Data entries
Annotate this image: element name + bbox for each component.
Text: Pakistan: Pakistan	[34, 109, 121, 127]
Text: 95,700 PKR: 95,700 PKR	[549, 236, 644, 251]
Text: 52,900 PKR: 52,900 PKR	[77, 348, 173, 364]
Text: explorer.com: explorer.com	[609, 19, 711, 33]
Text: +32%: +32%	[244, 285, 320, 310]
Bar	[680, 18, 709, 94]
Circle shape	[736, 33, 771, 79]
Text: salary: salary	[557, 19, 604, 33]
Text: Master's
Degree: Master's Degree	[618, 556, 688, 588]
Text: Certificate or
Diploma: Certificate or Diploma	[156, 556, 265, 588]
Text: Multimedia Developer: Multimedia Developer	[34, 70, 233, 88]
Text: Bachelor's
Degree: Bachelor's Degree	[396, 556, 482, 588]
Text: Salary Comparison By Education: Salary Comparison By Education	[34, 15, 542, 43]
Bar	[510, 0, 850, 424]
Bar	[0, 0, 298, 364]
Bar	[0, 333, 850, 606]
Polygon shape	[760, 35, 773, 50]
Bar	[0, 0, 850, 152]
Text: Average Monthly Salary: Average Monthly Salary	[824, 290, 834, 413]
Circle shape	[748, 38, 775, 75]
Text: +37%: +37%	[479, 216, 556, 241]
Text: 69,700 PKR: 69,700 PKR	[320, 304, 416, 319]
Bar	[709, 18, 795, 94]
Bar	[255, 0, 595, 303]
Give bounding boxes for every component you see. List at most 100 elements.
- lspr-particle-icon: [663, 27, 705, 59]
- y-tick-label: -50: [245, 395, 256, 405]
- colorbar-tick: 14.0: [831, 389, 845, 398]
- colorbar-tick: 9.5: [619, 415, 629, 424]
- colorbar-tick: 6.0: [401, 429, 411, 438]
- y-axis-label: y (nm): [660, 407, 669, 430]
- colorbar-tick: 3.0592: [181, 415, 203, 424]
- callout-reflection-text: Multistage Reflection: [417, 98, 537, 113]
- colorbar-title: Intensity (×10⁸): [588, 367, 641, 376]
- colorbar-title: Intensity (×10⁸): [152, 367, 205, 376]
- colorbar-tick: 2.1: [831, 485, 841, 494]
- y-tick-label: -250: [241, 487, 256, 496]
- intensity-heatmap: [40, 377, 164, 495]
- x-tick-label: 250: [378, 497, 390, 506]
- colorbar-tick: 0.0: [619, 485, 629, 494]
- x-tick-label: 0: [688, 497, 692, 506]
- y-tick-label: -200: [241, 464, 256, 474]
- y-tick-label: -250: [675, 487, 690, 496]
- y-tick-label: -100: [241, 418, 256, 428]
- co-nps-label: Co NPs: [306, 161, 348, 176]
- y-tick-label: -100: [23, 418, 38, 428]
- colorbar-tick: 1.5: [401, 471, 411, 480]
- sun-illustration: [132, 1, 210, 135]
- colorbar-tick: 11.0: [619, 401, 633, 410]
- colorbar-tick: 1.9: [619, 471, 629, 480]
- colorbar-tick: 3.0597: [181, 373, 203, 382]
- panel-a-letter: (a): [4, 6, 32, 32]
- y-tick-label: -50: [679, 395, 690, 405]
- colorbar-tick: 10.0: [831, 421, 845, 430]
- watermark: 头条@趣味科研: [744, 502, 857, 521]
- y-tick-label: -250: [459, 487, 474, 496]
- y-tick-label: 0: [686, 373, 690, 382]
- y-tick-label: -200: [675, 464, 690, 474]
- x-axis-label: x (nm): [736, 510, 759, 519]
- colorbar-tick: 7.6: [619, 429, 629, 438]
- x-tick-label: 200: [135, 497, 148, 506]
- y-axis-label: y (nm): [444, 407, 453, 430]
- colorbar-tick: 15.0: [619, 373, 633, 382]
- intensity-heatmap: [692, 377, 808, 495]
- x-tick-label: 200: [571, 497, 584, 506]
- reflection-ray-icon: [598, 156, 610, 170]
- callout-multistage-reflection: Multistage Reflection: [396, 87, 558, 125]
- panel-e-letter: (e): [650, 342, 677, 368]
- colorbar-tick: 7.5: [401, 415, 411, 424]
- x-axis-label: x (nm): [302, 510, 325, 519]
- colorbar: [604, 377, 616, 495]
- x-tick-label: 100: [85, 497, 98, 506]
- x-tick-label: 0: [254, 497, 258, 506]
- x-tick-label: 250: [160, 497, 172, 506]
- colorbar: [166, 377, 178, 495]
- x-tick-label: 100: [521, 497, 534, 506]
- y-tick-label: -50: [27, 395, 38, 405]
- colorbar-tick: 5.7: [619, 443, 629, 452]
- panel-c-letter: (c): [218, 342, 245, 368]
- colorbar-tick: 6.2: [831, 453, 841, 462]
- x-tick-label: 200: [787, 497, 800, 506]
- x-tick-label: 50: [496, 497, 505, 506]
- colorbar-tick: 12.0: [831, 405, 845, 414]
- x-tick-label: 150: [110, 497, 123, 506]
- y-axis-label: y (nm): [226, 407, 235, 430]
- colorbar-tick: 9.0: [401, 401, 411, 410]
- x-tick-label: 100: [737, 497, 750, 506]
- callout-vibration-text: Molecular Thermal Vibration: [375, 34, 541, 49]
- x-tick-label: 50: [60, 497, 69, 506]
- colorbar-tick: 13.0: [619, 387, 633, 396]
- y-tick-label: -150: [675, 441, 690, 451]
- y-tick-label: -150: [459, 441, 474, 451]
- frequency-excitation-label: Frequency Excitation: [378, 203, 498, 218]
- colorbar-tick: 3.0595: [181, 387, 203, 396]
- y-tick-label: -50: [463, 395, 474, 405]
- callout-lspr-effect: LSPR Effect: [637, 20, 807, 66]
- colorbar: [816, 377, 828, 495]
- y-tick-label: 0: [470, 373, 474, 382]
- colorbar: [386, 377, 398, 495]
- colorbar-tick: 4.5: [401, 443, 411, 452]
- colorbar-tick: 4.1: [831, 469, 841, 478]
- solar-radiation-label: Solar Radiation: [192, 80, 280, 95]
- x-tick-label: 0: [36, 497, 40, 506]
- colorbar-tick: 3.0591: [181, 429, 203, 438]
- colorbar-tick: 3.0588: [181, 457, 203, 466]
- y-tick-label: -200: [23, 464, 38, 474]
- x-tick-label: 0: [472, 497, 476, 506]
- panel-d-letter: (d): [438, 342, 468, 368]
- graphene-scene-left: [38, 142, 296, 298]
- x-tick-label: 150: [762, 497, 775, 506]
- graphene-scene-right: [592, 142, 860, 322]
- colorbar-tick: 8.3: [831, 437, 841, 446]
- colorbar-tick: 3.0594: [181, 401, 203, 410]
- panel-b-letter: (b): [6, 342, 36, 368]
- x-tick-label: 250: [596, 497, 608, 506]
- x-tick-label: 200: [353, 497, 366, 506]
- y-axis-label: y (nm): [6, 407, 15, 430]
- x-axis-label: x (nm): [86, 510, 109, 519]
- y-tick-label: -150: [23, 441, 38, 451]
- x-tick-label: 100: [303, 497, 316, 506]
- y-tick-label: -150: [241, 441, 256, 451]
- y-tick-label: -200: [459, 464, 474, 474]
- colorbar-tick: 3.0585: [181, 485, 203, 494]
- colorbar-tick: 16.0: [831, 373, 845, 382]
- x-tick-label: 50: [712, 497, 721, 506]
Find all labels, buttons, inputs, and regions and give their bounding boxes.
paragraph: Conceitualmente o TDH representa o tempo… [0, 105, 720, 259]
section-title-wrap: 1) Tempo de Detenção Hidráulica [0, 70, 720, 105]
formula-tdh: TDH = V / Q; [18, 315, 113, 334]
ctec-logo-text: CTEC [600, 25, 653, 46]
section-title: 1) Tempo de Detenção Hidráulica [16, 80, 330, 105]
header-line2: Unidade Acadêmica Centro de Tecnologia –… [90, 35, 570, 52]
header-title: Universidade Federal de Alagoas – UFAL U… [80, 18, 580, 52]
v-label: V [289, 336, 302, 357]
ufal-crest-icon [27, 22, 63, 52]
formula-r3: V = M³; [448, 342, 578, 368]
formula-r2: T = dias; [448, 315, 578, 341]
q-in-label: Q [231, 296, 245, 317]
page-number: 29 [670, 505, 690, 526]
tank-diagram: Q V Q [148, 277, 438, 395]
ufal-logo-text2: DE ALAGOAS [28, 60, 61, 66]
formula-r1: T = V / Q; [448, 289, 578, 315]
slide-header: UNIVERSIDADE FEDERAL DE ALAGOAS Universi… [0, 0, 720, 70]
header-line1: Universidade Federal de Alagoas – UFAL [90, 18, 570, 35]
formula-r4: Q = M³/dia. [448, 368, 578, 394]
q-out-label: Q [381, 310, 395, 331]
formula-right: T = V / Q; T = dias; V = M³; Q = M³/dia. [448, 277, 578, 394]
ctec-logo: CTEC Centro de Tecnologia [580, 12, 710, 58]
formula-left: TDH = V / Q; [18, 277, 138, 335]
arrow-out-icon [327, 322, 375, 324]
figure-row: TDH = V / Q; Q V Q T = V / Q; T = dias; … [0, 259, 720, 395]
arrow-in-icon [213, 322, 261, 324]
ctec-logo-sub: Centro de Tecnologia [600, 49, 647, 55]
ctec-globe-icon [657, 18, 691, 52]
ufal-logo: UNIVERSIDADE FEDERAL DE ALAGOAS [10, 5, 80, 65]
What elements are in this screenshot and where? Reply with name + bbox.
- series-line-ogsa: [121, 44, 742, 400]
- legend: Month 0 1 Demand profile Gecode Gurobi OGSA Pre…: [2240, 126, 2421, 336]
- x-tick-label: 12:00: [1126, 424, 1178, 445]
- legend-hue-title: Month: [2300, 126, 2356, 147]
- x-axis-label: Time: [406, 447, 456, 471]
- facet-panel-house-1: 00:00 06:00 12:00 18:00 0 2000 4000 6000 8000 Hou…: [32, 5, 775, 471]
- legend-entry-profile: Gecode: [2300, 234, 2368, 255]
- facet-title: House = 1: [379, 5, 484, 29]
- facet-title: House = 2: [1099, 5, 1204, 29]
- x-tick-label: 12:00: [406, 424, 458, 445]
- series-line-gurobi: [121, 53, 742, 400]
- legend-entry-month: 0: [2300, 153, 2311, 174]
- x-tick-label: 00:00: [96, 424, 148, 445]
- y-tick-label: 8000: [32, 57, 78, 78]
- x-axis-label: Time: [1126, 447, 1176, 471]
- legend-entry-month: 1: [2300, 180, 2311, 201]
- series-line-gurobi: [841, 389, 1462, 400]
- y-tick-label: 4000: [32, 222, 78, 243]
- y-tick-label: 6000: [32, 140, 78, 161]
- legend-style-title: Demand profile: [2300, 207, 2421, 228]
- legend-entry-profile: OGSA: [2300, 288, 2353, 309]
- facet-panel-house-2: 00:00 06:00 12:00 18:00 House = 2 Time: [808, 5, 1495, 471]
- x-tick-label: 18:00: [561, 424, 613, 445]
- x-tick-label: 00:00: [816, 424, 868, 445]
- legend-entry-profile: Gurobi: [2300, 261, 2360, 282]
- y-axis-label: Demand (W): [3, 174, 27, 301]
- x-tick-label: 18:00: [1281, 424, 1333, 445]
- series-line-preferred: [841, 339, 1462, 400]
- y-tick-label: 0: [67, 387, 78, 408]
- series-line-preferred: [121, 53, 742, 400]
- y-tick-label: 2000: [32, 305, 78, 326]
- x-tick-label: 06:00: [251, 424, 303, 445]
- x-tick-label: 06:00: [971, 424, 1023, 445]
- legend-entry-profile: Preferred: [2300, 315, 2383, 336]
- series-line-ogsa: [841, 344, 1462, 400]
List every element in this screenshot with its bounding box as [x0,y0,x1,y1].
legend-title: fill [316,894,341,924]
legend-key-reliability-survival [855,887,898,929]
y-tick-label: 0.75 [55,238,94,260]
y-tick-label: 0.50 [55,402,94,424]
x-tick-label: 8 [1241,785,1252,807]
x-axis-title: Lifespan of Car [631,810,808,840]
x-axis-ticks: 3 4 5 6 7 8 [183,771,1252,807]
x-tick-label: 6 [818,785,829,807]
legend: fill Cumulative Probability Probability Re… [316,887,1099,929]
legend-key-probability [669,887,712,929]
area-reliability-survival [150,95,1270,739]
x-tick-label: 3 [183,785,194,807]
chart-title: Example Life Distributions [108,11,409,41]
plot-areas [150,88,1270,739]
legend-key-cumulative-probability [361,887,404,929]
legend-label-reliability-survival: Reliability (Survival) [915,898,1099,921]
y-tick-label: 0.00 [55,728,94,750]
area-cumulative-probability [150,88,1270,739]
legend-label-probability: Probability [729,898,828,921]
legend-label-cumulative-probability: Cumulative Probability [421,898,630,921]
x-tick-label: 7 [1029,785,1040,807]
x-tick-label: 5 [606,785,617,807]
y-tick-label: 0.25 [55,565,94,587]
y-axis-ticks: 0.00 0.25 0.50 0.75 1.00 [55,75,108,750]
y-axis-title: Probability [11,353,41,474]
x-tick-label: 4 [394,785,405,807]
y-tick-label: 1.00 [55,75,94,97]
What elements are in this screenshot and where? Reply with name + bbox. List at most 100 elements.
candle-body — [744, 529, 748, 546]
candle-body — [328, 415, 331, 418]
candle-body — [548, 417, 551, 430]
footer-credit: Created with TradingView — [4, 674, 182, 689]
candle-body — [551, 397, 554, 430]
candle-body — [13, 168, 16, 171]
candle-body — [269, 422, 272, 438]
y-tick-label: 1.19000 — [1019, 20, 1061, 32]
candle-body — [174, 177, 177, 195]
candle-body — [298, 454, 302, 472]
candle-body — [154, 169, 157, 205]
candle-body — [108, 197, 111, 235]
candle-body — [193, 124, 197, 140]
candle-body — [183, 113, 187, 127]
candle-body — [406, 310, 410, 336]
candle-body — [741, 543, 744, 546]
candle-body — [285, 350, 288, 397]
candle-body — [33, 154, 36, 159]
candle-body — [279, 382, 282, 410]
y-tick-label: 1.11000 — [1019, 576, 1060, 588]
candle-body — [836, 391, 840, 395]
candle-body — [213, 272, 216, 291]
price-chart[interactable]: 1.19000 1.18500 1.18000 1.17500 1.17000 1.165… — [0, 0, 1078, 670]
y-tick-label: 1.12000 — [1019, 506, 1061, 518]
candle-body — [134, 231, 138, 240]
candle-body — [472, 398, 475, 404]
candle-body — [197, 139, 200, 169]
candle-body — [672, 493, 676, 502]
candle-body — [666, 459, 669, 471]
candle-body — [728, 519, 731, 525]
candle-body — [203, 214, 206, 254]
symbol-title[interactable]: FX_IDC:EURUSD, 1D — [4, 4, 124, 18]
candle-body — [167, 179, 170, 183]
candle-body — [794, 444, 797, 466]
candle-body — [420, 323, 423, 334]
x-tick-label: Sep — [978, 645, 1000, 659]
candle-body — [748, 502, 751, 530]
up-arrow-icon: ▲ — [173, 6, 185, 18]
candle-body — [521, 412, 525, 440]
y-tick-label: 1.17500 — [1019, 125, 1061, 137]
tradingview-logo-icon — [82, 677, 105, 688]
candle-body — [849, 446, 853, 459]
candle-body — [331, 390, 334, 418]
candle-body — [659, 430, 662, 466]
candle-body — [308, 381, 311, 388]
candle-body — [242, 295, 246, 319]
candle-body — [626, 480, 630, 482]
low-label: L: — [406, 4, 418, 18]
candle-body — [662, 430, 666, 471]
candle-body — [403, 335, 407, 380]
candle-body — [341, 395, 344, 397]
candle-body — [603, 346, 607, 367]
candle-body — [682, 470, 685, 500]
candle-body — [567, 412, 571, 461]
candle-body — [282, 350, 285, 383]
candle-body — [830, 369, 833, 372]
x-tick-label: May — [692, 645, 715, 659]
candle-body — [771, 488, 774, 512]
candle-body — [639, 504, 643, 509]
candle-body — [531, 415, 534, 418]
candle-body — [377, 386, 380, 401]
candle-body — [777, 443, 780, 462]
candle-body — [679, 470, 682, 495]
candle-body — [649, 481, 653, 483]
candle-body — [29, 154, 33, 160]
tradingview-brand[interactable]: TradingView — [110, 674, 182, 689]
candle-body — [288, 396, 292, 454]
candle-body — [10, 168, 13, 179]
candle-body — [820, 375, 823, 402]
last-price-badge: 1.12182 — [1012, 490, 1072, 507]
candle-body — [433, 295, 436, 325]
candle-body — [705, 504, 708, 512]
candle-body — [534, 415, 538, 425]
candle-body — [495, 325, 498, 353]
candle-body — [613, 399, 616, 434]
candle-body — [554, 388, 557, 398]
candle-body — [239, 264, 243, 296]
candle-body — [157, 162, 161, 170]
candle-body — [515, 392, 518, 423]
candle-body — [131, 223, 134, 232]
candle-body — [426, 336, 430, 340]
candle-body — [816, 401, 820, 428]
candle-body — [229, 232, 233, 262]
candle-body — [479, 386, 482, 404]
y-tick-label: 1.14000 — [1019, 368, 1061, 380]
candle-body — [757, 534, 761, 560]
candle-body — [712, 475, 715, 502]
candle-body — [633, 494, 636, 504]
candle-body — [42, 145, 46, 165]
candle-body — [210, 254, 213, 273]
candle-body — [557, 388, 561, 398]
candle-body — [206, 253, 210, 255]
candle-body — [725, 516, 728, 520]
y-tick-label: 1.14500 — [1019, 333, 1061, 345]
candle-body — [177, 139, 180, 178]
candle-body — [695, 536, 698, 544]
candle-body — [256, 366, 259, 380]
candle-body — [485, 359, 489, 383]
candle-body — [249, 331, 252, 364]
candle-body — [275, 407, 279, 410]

## WHAT THIS TASK INVOLVES
Can you rewrite the data entries from the start through the line containing "Text: Multimedia Developer: Multimedia", replacing "PKR" with "Rs" and leaving everything else as it is?

## RESULT
Annotate this image: element name + bbox for each component.
Text: Pakistan: Pakistan	[34, 109, 121, 127]
Text: 95,700 Rs: 95,700 Rs	[549, 236, 644, 251]
Text: 52,900 Rs: 52,900 Rs	[77, 348, 173, 364]
Text: explorer.com: explorer.com	[609, 19, 711, 33]
Text: +32%: +32%	[244, 285, 320, 310]
Bar	[680, 18, 709, 94]
Circle shape	[736, 33, 771, 79]
Text: salary: salary	[557, 19, 604, 33]
Text: Master's
Degree: Master's Degree	[618, 556, 688, 588]
Text: Certificate or
Diploma: Certificate or Diploma	[156, 556, 265, 588]
Text: Multimedia Developer: Multimedia Developer	[34, 70, 233, 88]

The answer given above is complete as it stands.